From the listing below, extract each entry exactly as written, minus the images.

[Stored data]

####################

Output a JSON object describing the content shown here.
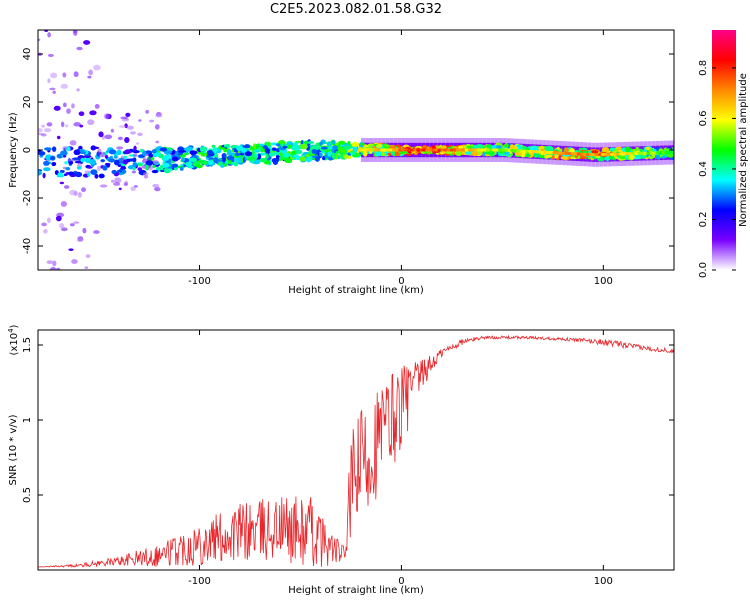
{
  "title": "C2E5.2023.082.01.58.G32",
  "chart_data": [
    {
      "type": "heatmap",
      "xlabel": "Height of straight line (km)",
      "ylabel": "Frequency (Hz)",
      "xlim": [
        -180,
        135
      ],
      "ylim": [
        -50,
        50
      ],
      "xticks": [
        -100,
        0,
        100
      ],
      "yticks": [
        -40,
        -20,
        0,
        20,
        40
      ],
      "colorbar": {
        "label": "Normalized spectral amplitude",
        "ticks": [
          0.0,
          0.2,
          0.4,
          0.6,
          0.8
        ],
        "range": [
          0,
          0.95
        ],
        "colors": [
          "#ffffff",
          "#7700ff",
          "#0000ff",
          "#00ffff",
          "#00ff00",
          "#ffff00",
          "#ff8800",
          "#ff0000",
          "#ff0088"
        ]
      },
      "ridge": [
        {
          "x": -150,
          "f": -5,
          "amp": 0.35,
          "spread": 6
        },
        {
          "x": -120,
          "f": -4,
          "amp": 0.45,
          "spread": 5
        },
        {
          "x": -80,
          "f": -2,
          "amp": 0.5,
          "spread": 4
        },
        {
          "x": -40,
          "f": 0,
          "amp": 0.5,
          "spread": 4
        },
        {
          "x": -10,
          "f": 0,
          "amp": 0.7,
          "spread": 2
        },
        {
          "x": 10,
          "f": 0,
          "amp": 0.9,
          "spread": 1
        },
        {
          "x": 50,
          "f": 0,
          "amp": 0.6,
          "spread": 2
        },
        {
          "x": 95,
          "f": -2,
          "amp": 0.8,
          "spread": 2
        },
        {
          "x": 135,
          "f": -1,
          "amp": 0.5,
          "spread": 2
        }
      ]
    },
    {
      "type": "line",
      "xlabel": "Height of straight line (km)",
      "ylabel": "SNR (10 * v/v)",
      "yscale_label": "(x10",
      "yscale_exp": "4",
      "yscale_close": ")",
      "xlim": [
        -180,
        135
      ],
      "ylim": [
        0,
        1.6
      ],
      "xticks": [
        -100,
        0,
        100
      ],
      "yticks": [
        0.5,
        1.0,
        1.5
      ],
      "color": "#e8252a",
      "series": [
        {
          "x": [
            -180,
            -160,
            -140,
            -120,
            -100,
            -80,
            -60,
            -45,
            -35,
            -28,
            -25,
            -20,
            -15,
            -10,
            -5,
            0,
            10,
            20,
            30,
            40,
            60,
            80,
            100,
            110,
            120,
            135
          ],
          "y": [
            0.02,
            0.03,
            0.06,
            0.1,
            0.18,
            0.25,
            0.28,
            0.25,
            0.15,
            0.1,
            0.55,
            0.7,
            0.8,
            0.9,
            1.0,
            1.1,
            1.3,
            1.45,
            1.52,
            1.55,
            1.55,
            1.54,
            1.52,
            1.5,
            1.48,
            1.46
          ],
          "noise": [
            0.0,
            0.01,
            0.03,
            0.08,
            0.15,
            0.2,
            0.22,
            0.25,
            0.12,
            0.05,
            0.35,
            0.4,
            0.4,
            0.35,
            0.35,
            0.3,
            0.1,
            0.03,
            0.02,
            0.01,
            0.01,
            0.01,
            0.02,
            0.02,
            0.015,
            0.015
          ]
        }
      ]
    }
  ]
}
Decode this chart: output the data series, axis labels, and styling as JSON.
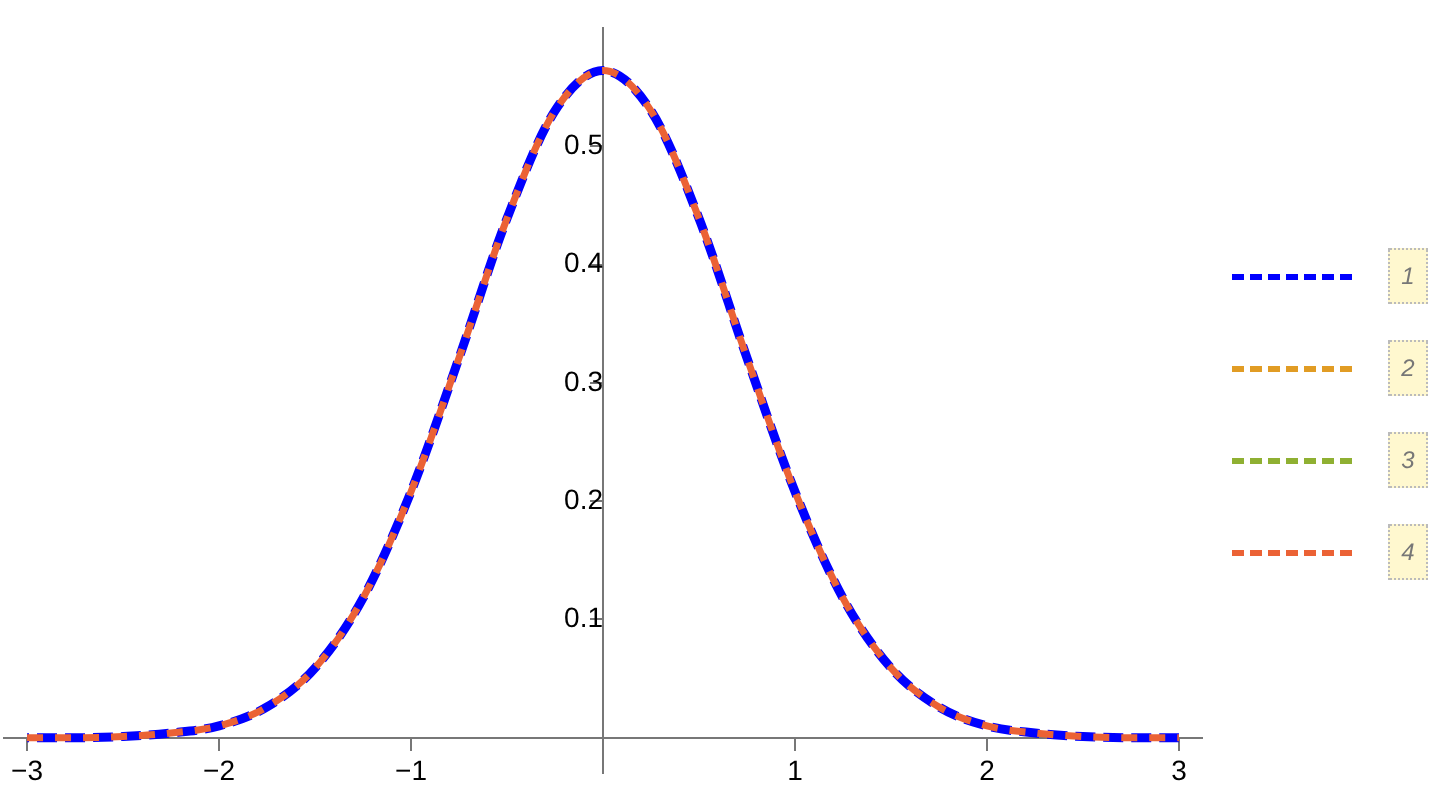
{
  "chart_data": {
    "type": "line",
    "x": [
      -3,
      -2.75,
      -2.5,
      -2.25,
      -2,
      -1.75,
      -1.5,
      -1.25,
      -1,
      -0.75,
      -0.5,
      -0.25,
      0,
      0.25,
      0.5,
      0.75,
      1,
      1.25,
      1.5,
      1.75,
      2,
      2.25,
      2.5,
      2.75,
      3
    ],
    "series": [
      {
        "name": "1",
        "color": "#0000ff",
        "values": [
          0,
          0,
          0.001,
          0.004,
          0.01,
          0.026,
          0.059,
          0.118,
          0.208,
          0.321,
          0.439,
          0.53,
          0.564,
          0.53,
          0.439,
          0.321,
          0.208,
          0.118,
          0.059,
          0.026,
          0.01,
          0.004,
          0.001,
          0,
          0
        ]
      },
      {
        "name": "2",
        "color": "#e19c24",
        "values": [
          null,
          null,
          null,
          null,
          null,
          null,
          null,
          null,
          null,
          null,
          null,
          null,
          null,
          null,
          null,
          null,
          null,
          null,
          null,
          null,
          null,
          null,
          null,
          null,
          null
        ]
      },
      {
        "name": "3",
        "color": "#8fb032",
        "values": [
          null,
          null,
          null,
          null,
          null,
          null,
          null,
          null,
          null,
          null,
          null,
          null,
          null,
          null,
          null,
          null,
          null,
          null,
          null,
          null,
          null,
          null,
          null,
          null,
          null
        ]
      },
      {
        "name": "4",
        "color": "#eb6235",
        "values": [
          0,
          0,
          0.001,
          0.004,
          0.01,
          0.026,
          0.059,
          0.118,
          0.208,
          0.321,
          0.439,
          0.53,
          0.564,
          0.53,
          0.439,
          0.321,
          0.208,
          0.118,
          0.059,
          0.026,
          0.01,
          0.004,
          0.001,
          0,
          0
        ]
      }
    ],
    "xlim": [
      -3.12,
      3.12
    ],
    "ylim": [
      -0.03,
      0.6
    ],
    "xticks": [
      -3,
      -2,
      -1,
      1,
      2,
      3
    ],
    "yticks": [
      0.1,
      0.2,
      0.3,
      0.4,
      0.5
    ],
    "grid": false,
    "legend": "right",
    "marker": "none",
    "line_style": "dashed"
  }
}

####################

- Solution for this task:
Output a JSON object describing the content shown here.
{
  "title": "C2E5.2023.082.01.58.G32",
  "chart_data": [
    {
      "type": "heatmap",
      "xlabel": "Height of straight line (km)",
      "ylabel": "Frequency (Hz)",
      "xlim": [
        -180,
        135
      ],
      "ylim": [
        -50,
        50
      ],
      "xticks": [
        -100,
        0,
        100
      ],
      "yticks": [
        -40,
        -20,
        0,
        20,
        40
      ],
      "colorbar": {
        "label": "Normalized spectral amplitude",
        "ticks": [
          0.0,
          0.2,
          0.4,
          0.6,
          0.8
        ],
        "range": [
          0,
          0.95
        ],
        "colors": [
          "#ffffff",
          "#7700ff",
          "#0000ff",
          "#00ffff",
          "#00ff00",
          "#ffff00",
          "#ff8800",
          "#ff0000",
          "#ff0088"
        ]
      },
      "ridge": [
        {
          "x": -150,
          "f": -5,
          "amp": 0.35,
          "spread": 6
        },
        {
          "x": -120,
          "f": -4,
          "amp": 0.45,
          "spread": 5
        },
        {
          "x": -80,
          "f": -2,
          "amp": 0.5,
          "spread": 4
        },
        {
          "x": -40,
          "f": 0,
          "amp": 0.5,
          "spread": 4
        },
        {
          "x": -10,
          "f": 0,
          "amp": 0.7,
          "spread": 2
        },
        {
          "x": 10,
          "f": 0,
          "amp": 0.9,
          "spread": 1
        },
        {
          "x": 50,
          "f": 0,
          "amp": 0.6,
          "spread": 2
        },
        {
          "x": 95,
          "f": -2,
          "amp": 0.8,
          "spread": 2
        },
        {
          "x": 135,
          "f": -1,
          "amp": 0.5,
          "spread": 2
        }
      ]
    },
    {
      "type": "line",
      "xlabel": "Height of straight line (km)",
      "ylabel": "SNR (10 * v/v)",
      "yscale_label": "(x10",
      "yscale_exp": "4",
      "yscale_close": ")",
      "xlim": [
        -180,
        135
      ],
      "ylim": [
        0,
        1.6
      ],
      "xticks": [
        -100,
        0,
        100
      ],
      "yticks": [
        0.5,
        1.0,
        1.5
      ],
      "color": "#e8252a",
      "series": [
        {
          "x": [
            -180,
            -160,
            -140,
            -120,
            -100,
            -80,
            -60,
            -45,
            -35,
            -28,
            -25,
            -20,
            -15,
            -10,
            -5,
            0,
            10,
            20,
            30,
            40,
            60,
            80,
            100,
            110,
            120,
            135
          ],
          "y": [
            0.02,
            0.03,
            0.06,
            0.1,
            0.18,
            0.25,
            0.28,
            0.25,
            0.15,
            0.1,
            0.55,
            0.7,
            0.8,
            0.9,
            1.0,
            1.1,
            1.3,
            1.45,
            1.52,
            1.55,
            1.55,
            1.54,
            1.52,
            1.5,
            1.48,
            1.46
          ],
          "noise": [
            0.0,
            0.01,
            0.03,
            0.08,
            0.15,
            0.2,
            0.22,
            0.25,
            0.12,
            0.05,
            0.35,
            0.4,
            0.4,
            0.35,
            0.35,
            0.3,
            0.1,
            0.03,
            0.02,
            0.01,
            0.01,
            0.01,
            0.02,
            0.02,
            0.015,
            0.015
          ]
        }
      ]
    }
  ]
}
Decode this chart: output the data series, axis labels, and styling as JSON.
{
  "chart_data": {
    "type": "line",
    "x": [
      -3,
      -2.75,
      -2.5,
      -2.25,
      -2,
      -1.75,
      -1.5,
      -1.25,
      -1,
      -0.75,
      -0.5,
      -0.25,
      0,
      0.25,
      0.5,
      0.75,
      1,
      1.25,
      1.5,
      1.75,
      2,
      2.25,
      2.5,
      2.75,
      3
    ],
    "series": [
      {
        "name": "1",
        "color": "#0000ff",
        "values": [
          0,
          0,
          0.001,
          0.004,
          0.01,
          0.026,
          0.059,
          0.118,
          0.208,
          0.321,
          0.439,
          0.53,
          0.564,
          0.53,
          0.439,
          0.321,
          0.208,
          0.118,
          0.059,
          0.026,
          0.01,
          0.004,
          0.001,
          0,
          0
        ]
      },
      {
        "name": "2",
        "color": "#e19c24",
        "values": [
          null,
          null,
          null,
          null,
          null,
          null,
          null,
          null,
          null,
          null,
          null,
          null,
          null,
          null,
          null,
          null,
          null,
          null,
          null,
          null,
          null,
          null,
          null,
          null,
          null
        ]
      },
      {
        "name": "3",
        "color": "#8fb032",
        "values": [
          null,
          null,
          null,
          null,
          null,
          null,
          null,
          null,
          null,
          null,
          null,
          null,
          null,
          null,
          null,
          null,
          null,
          null,
          null,
          null,
          null,
          null,
          null,
          null,
          null
        ]
      },
      {
        "name": "4",
        "color": "#eb6235",
        "values": [
          0,
          0,
          0.001,
          0.004,
          0.01,
          0.026,
          0.059,
          0.118,
          0.208,
          0.321,
          0.439,
          0.53,
          0.564,
          0.53,
          0.439,
          0.321,
          0.208,
          0.118,
          0.059,
          0.026,
          0.01,
          0.004,
          0.001,
          0,
          0
        ]
      }
    ],
    "xlim": [
      -3.12,
      3.12
    ],
    "ylim": [
      -0.03,
      0.6
    ],
    "xticks": [
      -3,
      -2,
      -1,
      1,
      2,
      3
    ],
    "yticks": [
      0.1,
      0.2,
      0.3,
      0.4,
      0.5
    ],
    "grid": false,
    "legend": "right",
    "marker": "none",
    "line_style": "dashed"
  }
}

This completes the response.